### What is needed
Please repeat all of the listing exactly.

Entries from a dataset
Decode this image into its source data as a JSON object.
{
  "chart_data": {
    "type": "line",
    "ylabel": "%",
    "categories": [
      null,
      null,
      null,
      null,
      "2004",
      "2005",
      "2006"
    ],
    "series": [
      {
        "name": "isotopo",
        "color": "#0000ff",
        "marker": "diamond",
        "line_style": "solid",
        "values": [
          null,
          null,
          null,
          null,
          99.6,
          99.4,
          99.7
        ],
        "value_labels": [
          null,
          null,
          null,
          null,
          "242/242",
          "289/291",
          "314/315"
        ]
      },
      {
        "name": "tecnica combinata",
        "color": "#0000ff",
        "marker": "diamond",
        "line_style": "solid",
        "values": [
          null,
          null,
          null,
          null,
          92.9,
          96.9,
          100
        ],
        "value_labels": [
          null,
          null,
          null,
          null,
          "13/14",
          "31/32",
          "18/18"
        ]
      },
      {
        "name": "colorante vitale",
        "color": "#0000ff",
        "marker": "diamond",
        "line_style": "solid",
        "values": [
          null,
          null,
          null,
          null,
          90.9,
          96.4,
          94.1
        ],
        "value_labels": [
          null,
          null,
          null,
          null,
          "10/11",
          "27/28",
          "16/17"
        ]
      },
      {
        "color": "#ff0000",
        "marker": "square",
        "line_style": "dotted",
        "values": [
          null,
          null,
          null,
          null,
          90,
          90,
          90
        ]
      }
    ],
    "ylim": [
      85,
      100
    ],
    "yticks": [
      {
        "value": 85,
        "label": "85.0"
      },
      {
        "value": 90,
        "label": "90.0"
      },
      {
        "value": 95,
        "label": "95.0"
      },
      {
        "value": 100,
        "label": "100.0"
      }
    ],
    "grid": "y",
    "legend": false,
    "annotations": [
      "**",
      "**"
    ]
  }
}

### Response to this task
Decode this image into its source data as a JSON object.
{
  "chart_data": {
    "type": "line",
    "ylabel": "%",
    "categories": [
      null,
      null,
      null,
      null,
      "2004",
      "2005",
      "2006"
    ],
    "series": [
      {
        "name": "isotopo",
        "color": "#0000ff",
        "marker": "diamond",
        "line_style": "solid",
        "values": [
          null,
          null,
          null,
          null,
          99.6,
          99.4,
          99.7
        ],
        "value_labels": [
          null,
          null,
          null,
          null,
          "242/242",
          "289/291",
          "314/315"
        ]
      },
      {
        "name": "tecnica combinata",
        "color": "#0000ff",
        "marker": "diamond",
        "line_style": "solid",
        "values": [
          null,
          null,
          null,
          null,
          92.9,
          96.9,
          100
        ],
        "value_labels": [
          null,
          null,
          null,
          null,
          "13/14",
          "31/32",
          "18/18"
        ]
      },
      {
        "name": "colorante vitale",
        "color": "#0000ff",
        "marker": "diamond",
        "line_style": "solid",
        "values": [
          null,
          null,
          null,
          null,
          90.9,
          96.4,
          94.1
        ],
        "value_labels": [
          null,
          null,
          null,
          null,
          "10/11",
          "27/28",
          "16/17"
        ]
      },
      {
        "color": "#ff0000",
        "marker": "square",
        "line_style": "dotted",
        "values": [
          null,
          null,
          null,
          null,
          90,
          90,
          90
        ]
      }
    ],
    "ylim": [
      85,
      100
    ],
    "yticks": [
      {
        "value": 85,
        "label": "85.0"
      },
      {
        "value": 90,
        "label": "90.0"
      },
      {
        "value": 95,
        "label": "95.0"
      },
      {
        "value": 100,
        "label": "100.0"
      }
    ],
    "grid": "y",
    "legend": false,
    "annotations": [
      "**",
      "**"
    ]
  }
}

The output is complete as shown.